#### TASK STATEMENT:
Some lines of these records may hold the word "Random"; state how many, using only the number.

SUPPLIED MATERIAL Block Start

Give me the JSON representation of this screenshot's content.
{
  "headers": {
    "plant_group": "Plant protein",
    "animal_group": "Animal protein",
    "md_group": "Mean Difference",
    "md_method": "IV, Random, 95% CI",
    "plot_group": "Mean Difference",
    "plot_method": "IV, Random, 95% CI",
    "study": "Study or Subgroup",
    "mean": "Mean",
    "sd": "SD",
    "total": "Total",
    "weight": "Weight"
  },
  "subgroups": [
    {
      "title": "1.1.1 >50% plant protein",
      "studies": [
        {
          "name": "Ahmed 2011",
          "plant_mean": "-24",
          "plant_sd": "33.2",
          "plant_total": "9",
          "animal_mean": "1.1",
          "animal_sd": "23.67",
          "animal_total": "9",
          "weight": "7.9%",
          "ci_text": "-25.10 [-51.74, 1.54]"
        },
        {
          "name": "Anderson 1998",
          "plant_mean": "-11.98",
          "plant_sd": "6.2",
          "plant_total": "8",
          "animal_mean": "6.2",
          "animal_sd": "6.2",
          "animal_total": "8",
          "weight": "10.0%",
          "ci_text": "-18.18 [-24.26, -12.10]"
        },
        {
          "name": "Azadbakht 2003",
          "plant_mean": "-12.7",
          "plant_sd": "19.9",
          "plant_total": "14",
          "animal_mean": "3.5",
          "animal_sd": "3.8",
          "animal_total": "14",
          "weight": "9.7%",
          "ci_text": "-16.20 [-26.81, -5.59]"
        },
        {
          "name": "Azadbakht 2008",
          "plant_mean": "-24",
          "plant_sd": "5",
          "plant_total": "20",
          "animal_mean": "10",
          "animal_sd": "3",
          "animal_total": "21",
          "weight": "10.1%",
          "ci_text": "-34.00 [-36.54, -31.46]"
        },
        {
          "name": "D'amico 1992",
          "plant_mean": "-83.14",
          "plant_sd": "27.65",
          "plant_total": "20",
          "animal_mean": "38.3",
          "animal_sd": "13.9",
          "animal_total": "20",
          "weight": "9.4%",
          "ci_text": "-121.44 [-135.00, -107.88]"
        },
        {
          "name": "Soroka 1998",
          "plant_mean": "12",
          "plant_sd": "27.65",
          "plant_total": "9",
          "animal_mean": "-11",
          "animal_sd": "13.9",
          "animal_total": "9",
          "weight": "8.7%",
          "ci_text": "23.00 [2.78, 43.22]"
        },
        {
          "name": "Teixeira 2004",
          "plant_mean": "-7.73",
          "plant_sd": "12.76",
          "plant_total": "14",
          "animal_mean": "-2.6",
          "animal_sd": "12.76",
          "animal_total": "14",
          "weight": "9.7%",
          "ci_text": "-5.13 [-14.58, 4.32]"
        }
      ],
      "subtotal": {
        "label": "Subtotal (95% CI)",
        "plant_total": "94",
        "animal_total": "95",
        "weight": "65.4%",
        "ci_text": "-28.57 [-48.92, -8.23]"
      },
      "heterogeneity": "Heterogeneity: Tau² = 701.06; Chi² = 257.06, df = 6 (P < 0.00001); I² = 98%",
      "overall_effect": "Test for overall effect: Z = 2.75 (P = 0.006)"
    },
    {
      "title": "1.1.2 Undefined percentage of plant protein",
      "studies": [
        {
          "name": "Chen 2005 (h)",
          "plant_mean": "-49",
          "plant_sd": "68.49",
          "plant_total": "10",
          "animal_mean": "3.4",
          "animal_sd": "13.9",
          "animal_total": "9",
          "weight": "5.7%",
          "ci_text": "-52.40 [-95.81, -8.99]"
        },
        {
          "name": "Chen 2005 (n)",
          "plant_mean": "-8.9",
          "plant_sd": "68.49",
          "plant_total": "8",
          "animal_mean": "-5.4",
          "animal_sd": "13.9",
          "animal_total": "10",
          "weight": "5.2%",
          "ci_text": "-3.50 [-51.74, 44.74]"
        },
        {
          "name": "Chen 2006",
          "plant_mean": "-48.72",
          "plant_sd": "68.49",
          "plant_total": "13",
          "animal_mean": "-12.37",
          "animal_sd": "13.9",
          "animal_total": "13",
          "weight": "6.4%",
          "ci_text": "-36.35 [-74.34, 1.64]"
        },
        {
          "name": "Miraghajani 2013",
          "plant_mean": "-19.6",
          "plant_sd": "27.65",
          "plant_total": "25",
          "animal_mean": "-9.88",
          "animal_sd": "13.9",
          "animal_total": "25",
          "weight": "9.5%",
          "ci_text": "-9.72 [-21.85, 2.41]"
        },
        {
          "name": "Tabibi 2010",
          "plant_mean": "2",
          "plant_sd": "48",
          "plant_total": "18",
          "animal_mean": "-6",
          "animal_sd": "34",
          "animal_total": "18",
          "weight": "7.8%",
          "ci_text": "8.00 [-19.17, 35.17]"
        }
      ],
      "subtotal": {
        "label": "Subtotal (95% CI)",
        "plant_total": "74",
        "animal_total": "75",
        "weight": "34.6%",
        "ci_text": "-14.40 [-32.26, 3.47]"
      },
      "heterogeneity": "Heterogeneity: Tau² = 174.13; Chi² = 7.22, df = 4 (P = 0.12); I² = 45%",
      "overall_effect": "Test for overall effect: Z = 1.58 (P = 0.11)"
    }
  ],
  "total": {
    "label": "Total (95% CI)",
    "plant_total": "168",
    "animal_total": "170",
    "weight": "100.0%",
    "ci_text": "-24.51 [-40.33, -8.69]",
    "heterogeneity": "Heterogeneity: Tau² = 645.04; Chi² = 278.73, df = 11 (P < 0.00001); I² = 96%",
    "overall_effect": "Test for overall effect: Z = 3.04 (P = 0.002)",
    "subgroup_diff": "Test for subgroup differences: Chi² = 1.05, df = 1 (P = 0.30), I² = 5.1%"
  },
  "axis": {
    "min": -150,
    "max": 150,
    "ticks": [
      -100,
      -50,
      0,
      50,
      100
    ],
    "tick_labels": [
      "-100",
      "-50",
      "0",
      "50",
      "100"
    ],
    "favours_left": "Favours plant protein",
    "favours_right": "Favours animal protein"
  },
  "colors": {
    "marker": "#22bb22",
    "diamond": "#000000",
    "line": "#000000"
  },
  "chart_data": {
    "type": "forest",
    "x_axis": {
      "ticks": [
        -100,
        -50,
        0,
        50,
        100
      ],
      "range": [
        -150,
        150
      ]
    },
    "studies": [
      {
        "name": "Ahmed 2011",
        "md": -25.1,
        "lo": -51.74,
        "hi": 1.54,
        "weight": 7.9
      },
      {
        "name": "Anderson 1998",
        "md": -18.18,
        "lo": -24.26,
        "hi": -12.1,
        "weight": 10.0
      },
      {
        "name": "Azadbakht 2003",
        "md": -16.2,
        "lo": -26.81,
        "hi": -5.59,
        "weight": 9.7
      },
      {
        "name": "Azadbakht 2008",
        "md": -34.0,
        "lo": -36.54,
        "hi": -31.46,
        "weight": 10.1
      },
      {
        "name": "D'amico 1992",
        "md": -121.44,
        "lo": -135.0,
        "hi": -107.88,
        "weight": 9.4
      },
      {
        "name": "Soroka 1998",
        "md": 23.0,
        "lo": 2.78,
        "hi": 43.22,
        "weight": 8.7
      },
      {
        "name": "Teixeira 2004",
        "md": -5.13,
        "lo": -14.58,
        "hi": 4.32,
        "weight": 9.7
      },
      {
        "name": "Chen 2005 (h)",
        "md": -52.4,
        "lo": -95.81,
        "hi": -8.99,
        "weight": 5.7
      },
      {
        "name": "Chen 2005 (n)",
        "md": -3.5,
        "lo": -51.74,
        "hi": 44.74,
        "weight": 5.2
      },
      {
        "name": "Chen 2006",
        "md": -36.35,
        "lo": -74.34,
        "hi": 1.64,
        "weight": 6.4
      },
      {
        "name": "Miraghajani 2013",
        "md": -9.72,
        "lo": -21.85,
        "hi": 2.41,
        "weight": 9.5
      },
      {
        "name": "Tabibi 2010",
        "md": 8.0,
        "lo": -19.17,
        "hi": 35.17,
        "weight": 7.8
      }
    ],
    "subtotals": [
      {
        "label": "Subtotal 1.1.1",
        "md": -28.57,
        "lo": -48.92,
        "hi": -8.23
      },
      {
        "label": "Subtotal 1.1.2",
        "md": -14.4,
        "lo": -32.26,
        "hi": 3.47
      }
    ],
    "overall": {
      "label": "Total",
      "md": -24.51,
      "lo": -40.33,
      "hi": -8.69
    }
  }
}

SUPPLIED MATERIAL Block End

#### REPLY:
2